*** Data provided ***

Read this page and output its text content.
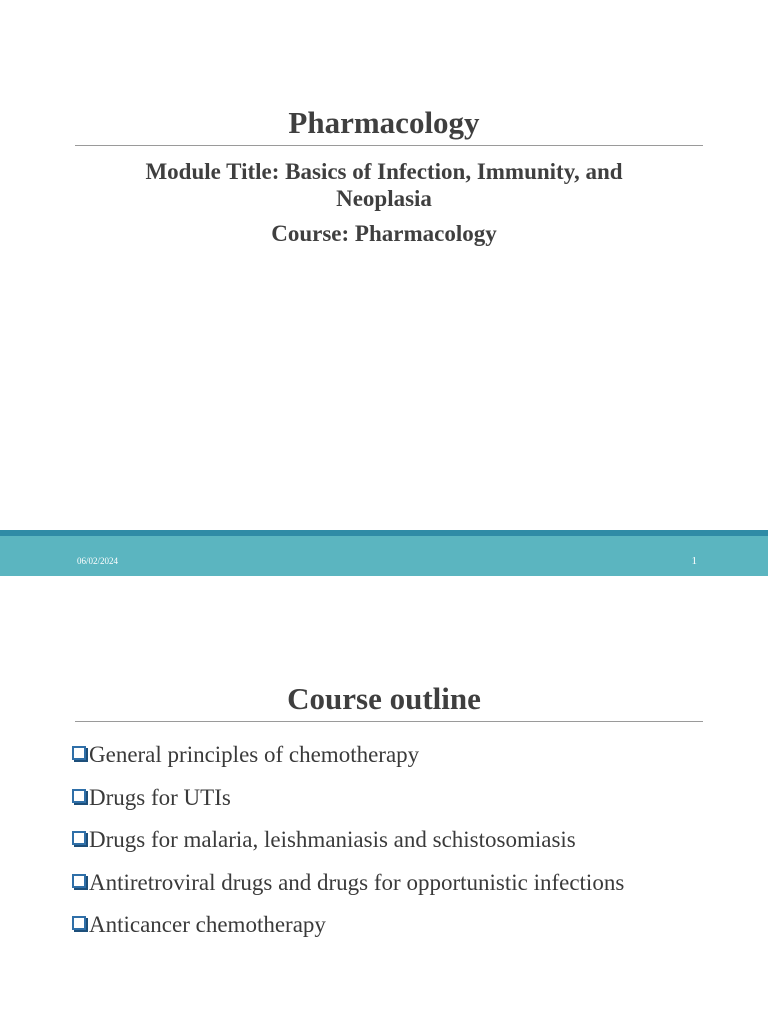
Pharmacology
Module Title: Basics of Infection, Immunity, and
Neoplasia
Course: Pharmacology
06/02/2024	1
Course outline
General principles of chemotherapy
Drugs for UTIs
Drugs for malaria, leishmaniasis and schistosomiasis
Antiretroviral drugs and drugs for opportunistic infections
Anticancer chemotherapy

*** End of Data provided ***

● **About this task**
Show each line in the data where the string "Course" appears.

● **Response to this task**
Course: Pharmacology
Course outline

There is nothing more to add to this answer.